Exercise task: Give the data a second time, exactly and in full.
start Excerpted data
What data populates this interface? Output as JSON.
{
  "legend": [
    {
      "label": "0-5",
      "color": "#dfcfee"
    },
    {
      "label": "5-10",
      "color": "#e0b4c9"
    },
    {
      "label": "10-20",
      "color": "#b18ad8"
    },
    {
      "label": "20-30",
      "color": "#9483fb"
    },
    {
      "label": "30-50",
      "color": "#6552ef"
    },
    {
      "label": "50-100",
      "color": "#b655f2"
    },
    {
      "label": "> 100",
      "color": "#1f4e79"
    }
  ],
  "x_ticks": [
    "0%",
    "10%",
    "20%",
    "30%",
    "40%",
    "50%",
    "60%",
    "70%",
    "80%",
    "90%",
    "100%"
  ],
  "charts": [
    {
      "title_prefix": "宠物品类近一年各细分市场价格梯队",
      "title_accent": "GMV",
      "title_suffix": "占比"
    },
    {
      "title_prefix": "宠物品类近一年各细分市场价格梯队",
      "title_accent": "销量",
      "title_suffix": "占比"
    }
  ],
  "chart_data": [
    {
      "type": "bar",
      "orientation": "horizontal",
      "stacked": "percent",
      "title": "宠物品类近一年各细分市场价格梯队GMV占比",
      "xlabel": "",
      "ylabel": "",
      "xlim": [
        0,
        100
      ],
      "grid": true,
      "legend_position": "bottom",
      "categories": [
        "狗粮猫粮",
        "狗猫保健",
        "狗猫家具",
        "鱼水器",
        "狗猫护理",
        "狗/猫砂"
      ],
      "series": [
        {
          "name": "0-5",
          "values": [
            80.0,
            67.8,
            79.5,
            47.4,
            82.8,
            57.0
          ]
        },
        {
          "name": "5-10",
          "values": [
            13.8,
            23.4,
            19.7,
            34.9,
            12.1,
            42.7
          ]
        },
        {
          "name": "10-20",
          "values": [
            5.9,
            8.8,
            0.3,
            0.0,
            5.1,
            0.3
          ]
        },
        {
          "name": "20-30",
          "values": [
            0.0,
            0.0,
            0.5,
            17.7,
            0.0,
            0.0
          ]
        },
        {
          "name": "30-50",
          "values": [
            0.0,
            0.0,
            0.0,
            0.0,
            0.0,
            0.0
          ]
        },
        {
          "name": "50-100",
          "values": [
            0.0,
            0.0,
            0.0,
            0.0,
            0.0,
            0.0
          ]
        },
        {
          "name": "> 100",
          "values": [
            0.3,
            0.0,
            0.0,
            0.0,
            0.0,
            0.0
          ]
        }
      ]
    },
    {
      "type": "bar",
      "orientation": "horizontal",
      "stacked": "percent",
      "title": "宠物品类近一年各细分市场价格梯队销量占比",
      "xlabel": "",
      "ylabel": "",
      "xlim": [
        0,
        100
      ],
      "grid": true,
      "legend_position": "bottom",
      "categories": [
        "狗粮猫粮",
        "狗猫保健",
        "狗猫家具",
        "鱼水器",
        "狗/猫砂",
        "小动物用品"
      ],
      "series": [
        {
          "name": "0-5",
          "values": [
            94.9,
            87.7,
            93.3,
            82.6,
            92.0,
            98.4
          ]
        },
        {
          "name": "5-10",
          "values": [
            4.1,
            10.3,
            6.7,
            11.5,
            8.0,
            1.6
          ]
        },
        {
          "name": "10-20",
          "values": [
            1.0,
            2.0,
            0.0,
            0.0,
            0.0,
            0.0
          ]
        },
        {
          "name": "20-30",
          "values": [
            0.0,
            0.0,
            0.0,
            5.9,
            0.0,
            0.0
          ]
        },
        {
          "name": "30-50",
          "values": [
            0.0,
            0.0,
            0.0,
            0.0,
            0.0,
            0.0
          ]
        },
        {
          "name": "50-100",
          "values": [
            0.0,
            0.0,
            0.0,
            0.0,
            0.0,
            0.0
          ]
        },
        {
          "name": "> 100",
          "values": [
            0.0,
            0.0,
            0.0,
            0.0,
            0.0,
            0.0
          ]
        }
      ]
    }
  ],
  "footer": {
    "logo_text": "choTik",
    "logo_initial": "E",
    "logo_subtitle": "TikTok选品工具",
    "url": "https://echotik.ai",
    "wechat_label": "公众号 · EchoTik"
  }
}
end Excerpted data
Expected output:
What data populates this interface? Output as JSON.
{
  "legend": [
    {
      "label": "0-5",
      "color": "#dfcfee"
    },
    {
      "label": "5-10",
      "color": "#e0b4c9"
    },
    {
      "label": "10-20",
      "color": "#b18ad8"
    },
    {
      "label": "20-30",
      "color": "#9483fb"
    },
    {
      "label": "30-50",
      "color": "#6552ef"
    },
    {
      "label": "50-100",
      "color": "#b655f2"
    },
    {
      "label": "> 100",
      "color": "#1f4e79"
    }
  ],
  "x_ticks": [
    "0%",
    "10%",
    "20%",
    "30%",
    "40%",
    "50%",
    "60%",
    "70%",
    "80%",
    "90%",
    "100%"
  ],
  "charts": [
    {
      "title_prefix": "宠物品类近一年各细分市场价格梯队",
      "title_accent": "GMV",
      "title_suffix": "占比"
    },
    {
      "title_prefix": "宠物品类近一年各细分市场价格梯队",
      "title_accent": "销量",
      "title_suffix": "占比"
    }
  ],
  "chart_data": [
    {
      "type": "bar",
      "orientation": "horizontal",
      "stacked": "percent",
      "title": "宠物品类近一年各细分市场价格梯队GMV占比",
      "xlabel": "",
      "ylabel": "",
      "xlim": [
        0,
        100
      ],
      "grid": true,
      "legend_position": "bottom",
      "categories": [
        "狗粮猫粮",
        "狗猫保健",
        "狗猫家具",
        "鱼水器",
        "狗猫护理",
        "狗/猫砂"
      ],
      "series": [
        {
          "name": "0-5",
          "values": [
            80.0,
            67.8,
            79.5,
            47.4,
            82.8,
            57.0
          ]
        },
        {
          "name": "5-10",
          "values": [
            13.8,
            23.4,
            19.7,
            34.9,
            12.1,
            42.7
          ]
        },
        {
          "name": "10-20",
          "values": [
            5.9,
            8.8,
            0.3,
            0.0,
            5.1,
            0.3
          ]
        },
        {
          "name": "20-30",
          "values": [
            0.0,
            0.0,
            0.5,
            17.7,
            0.0,
            0.0
          ]
        },
        {
          "name": "30-50",
          "values": [
            0.0,
            0.0,
            0.0,
            0.0,
            0.0,
            0.0
          ]
        },
        {
          "name": "50-100",
          "values": [
            0.0,
            0.0,
            0.0,
            0.0,
            0.0,
            0.0
          ]
        },
        {
          "name": "> 100",
          "values": [
            0.3,
            0.0,
            0.0,
            0.0,
            0.0,
            0.0
          ]
        }
      ]
    },
    {
      "type": "bar",
      "orientation": "horizontal",
      "stacked": "percent",
      "title": "宠物品类近一年各细分市场价格梯队销量占比",
      "xlabel": "",
      "ylabel": "",
      "xlim": [
        0,
        100
      ],
      "grid": true,
      "legend_position": "bottom",
      "categories": [
        "狗粮猫粮",
        "狗猫保健",
        "狗猫家具",
        "鱼水器",
        "狗/猫砂",
        "小动物用品"
      ],
      "series": [
        {
          "name": "0-5",
          "values": [
            94.9,
            87.7,
            93.3,
            82.6,
            92.0,
            98.4
          ]
        },
        {
          "name": "5-10",
          "values": [
            4.1,
            10.3,
            6.7,
            11.5,
            8.0,
            1.6
          ]
        },
        {
          "name": "10-20",
          "values": [
            1.0,
            2.0,
            0.0,
            0.0,
            0.0,
            0.0
          ]
        },
        {
          "name": "20-30",
          "values": [
            0.0,
            0.0,
            0.0,
            5.9,
            0.0,
            0.0
          ]
        },
        {
          "name": "30-50",
          "values": [
            0.0,
            0.0,
            0.0,
            0.0,
            0.0,
            0.0
          ]
        },
        {
          "name": "50-100",
          "values": [
            0.0,
            0.0,
            0.0,
            0.0,
            0.0,
            0.0
          ]
        },
        {
          "name": "> 100",
          "values": [
            0.0,
            0.0,
            0.0,
            0.0,
            0.0,
            0.0
          ]
        }
      ]
    }
  ],
  "footer": {
    "logo_text": "choTik",
    "logo_initial": "E",
    "logo_subtitle": "TikTok选品工具",
    "url": "https://echotik.ai",
    "wechat_label": "公众号 · EchoTik"
  }
}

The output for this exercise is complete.